Your instructions: All of the data below must be repeated exactly.

Extracted material:

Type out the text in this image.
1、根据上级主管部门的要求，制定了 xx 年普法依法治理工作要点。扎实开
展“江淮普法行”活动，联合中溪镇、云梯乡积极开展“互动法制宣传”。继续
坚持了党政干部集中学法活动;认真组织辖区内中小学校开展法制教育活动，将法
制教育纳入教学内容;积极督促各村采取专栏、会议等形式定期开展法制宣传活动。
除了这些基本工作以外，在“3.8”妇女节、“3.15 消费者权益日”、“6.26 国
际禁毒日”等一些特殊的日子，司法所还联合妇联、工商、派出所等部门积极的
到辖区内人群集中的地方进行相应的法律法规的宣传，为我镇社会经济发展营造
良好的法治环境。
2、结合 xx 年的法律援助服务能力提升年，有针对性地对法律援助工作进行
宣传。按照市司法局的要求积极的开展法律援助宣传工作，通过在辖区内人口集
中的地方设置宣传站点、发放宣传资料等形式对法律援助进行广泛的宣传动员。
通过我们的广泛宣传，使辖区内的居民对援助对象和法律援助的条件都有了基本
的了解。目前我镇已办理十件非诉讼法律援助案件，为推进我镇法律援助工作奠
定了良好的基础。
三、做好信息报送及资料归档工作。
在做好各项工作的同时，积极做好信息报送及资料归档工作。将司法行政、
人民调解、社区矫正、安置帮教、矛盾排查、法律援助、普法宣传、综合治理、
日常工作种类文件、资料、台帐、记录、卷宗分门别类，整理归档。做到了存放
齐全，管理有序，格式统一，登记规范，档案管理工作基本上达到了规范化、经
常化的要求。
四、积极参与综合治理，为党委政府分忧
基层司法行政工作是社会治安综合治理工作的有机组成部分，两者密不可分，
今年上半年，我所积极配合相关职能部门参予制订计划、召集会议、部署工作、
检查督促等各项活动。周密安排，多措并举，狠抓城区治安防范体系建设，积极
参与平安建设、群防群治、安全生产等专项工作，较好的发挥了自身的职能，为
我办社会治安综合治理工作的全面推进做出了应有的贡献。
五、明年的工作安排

Exercise result:
Type out the text in this image.
1、根据上级主管部门的要求，制定了 xx 年普法依法治理工作要点。扎实开
展“江淮普法行”活动，联合中溪镇、云梯乡积极开展“互动法制宣传”。继续
坚持了党政干部集中学法活动;认真组织辖区内中小学校开展法制教育活动，将法
制教育纳入教学内容;积极督促各村采取专栏、会议等形式定期开展法制宣传活动。
除了这些基本工作以外，在“3.8”妇女节、“3.15 消费者权益日”、“6.26 国
际禁毒日”等一些特殊的日子，司法所还联合妇联、工商、派出所等部门积极的
到辖区内人群集中的地方进行相应的法律法规的宣传，为我镇社会经济发展营造
良好的法治环境。
2、结合 xx 年的法律援助服务能力提升年，有针对性地对法律援助工作进行
宣传。按照市司法局的要求积极的开展法律援助宣传工作，通过在辖区内人口集
中的地方设置宣传站点、发放宣传资料等形式对法律援助进行广泛的宣传动员。
通过我们的广泛宣传，使辖区内的居民对援助对象和法律援助的条件都有了基本
的了解。目前我镇已办理十件非诉讼法律援助案件，为推进我镇法律援助工作奠
定了良好的基础。
三、做好信息报送及资料归档工作。
在做好各项工作的同时，积极做好信息报送及资料归档工作。将司法行政、
人民调解、社区矫正、安置帮教、矛盾排查、法律援助、普法宣传、综合治理、
日常工作种类文件、资料、台帐、记录、卷宗分门别类，整理归档。做到了存放
齐全，管理有序，格式统一，登记规范，档案管理工作基本上达到了规范化、经
常化的要求。
四、积极参与综合治理，为党委政府分忧
基层司法行政工作是社会治安综合治理工作的有机组成部分，两者密不可分，
今年上半年，我所积极配合相关职能部门参予制订计划、召集会议、部署工作、
检查督促等各项活动。周密安排，多措并举，狠抓城区治安防范体系建设，积极
参与平安建设、群防群治、安全生产等专项工作，较好的发挥了自身的职能，为
我办社会治安综合治理工作的全面推进做出了应有的贡献。
五、明年的工作安排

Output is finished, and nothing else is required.